**Document excerpt:**
☆ ☆ ☆ ☆ ☆
------- Comment #13 from sgk at troutmask dot apl dot washington dot edu
2008-10-28 18:40 -------
Subject: Re: gfortran error and ICE at automatic type conversion with transfer
intrinsic
On Tue, Oct 28, 2008 at 05:51:06PM -0000, dominiq at lps dot ens dot fr wrote:
>
> > i = NaN is an assignment not a bitwise copy. This isn't platform
> > dependent nor option dependent. You simply can't assign a NaN to
> > an INTEGER.
>
> Before the assignment, there is an attempt to convert the real 'NaN' to a
> default integer.
i = 1.23456 --> i = 1
i = 3.14149 --> i = 3
i = NaN --> i = what goes here?
> This conversion is platform dependent. Now consider the following code:
>
> i = -huge(1.0)
> print *, i, -huge(1.0)
> end
>
> which compiles without problem with the option -fno-range-check and gives at
As soon as you used the -fno-range-check option, you are telling
gfortran to violate the standard. gfortran can do whatever it
pleases.
troutmask:kargl[213] gfc -o z -fno-range-check -fdump-parse-tree j.f90
ASSIGN MAIN__:i 340282346638528859811704183484516925440
WRITE UNIT=6 FMT=-1
TRANSFER MAIN__:i
TRANSFER 3.40282347e38
DT_END
Looks like the well-known integer wrap around issue.
☆ ☆ ☆ ☆ ☆
**Written instruction 1:**
Translate this sentence from the gfortran bug comment into Spanish: "As soon as you used the -fno-range-check option, you are telling gfortran to violate the standard."
**Written instruction 2:**
Pick up the gfortran bug comment after its last sentence and write a few more lines in the same voice.

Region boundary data
☆ ☆ ☆ ☆ ☆
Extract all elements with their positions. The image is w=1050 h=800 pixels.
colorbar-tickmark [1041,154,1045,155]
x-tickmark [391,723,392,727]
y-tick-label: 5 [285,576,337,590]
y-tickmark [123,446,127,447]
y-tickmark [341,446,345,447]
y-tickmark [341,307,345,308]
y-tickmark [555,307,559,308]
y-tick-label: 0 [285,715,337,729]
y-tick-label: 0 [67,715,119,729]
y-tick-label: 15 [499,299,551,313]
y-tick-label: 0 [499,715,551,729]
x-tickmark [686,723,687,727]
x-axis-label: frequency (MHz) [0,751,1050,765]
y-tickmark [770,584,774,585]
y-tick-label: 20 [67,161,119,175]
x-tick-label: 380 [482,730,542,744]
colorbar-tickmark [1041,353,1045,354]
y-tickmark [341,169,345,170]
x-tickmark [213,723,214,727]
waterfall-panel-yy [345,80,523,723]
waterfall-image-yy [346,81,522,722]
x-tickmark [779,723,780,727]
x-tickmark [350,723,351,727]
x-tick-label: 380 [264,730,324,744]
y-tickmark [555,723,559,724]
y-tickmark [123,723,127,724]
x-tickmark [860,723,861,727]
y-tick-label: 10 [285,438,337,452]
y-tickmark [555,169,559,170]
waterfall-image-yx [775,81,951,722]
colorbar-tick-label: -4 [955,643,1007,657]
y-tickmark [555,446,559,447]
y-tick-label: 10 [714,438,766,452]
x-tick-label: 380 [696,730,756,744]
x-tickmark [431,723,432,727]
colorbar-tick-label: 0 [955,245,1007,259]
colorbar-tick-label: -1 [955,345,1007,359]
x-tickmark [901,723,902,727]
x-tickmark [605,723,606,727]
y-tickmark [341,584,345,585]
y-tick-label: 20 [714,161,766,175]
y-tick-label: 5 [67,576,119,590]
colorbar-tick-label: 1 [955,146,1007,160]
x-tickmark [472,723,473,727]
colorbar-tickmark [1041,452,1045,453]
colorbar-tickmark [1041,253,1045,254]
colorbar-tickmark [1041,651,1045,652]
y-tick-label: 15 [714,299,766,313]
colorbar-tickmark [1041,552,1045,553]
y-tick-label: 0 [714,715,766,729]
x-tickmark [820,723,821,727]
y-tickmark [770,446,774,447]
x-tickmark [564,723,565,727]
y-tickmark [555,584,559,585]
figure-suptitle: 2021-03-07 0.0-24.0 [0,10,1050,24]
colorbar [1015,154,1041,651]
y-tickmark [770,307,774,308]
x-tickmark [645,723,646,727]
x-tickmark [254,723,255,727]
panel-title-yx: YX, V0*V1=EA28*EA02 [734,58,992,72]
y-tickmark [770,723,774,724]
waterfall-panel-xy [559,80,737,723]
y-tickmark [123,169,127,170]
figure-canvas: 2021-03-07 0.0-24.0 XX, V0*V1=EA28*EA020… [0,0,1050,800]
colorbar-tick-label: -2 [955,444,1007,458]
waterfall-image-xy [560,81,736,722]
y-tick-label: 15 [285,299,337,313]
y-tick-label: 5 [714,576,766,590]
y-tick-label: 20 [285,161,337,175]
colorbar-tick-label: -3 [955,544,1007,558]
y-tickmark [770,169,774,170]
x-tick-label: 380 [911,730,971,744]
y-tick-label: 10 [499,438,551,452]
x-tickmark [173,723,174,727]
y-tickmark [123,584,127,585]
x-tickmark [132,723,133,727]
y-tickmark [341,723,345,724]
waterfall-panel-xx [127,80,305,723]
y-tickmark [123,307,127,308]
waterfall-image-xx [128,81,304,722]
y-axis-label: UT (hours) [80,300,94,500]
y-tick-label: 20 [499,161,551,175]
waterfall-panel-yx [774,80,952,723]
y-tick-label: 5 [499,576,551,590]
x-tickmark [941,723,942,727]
☆ ☆ ☆ ☆ ☆
**Exercise result 1:**
En cuanto usaste la opción -fno-range-check, le estás diciendo a gfortran que viole el estándar.

**Exercise result 2:**
What is mod(34028..., 2^32)? Could also be 2^31 - 1; too lazy
to investigate any farther.
> run time:
>
> 0 -3.40282347E+38
>
> Is -3.40282347E+38 more valid than NaN or -Inf? Or is that the extension has
> not been defined for the later real values?
What happens without -fno-range-check?
> > In thinking about transfer(-1,1.0), this may also be invalid
> > because the standard forbids calling an intrinsic procedure
> > if it will return a result outside the representable range of
> > the return type. There is probably some argument on whether
> > NaN is this range.
>
> My point of view has always been that +/-Inf and NaN's should abort the
> executable, but I seems alone to think so!
See -ffpe-trap option.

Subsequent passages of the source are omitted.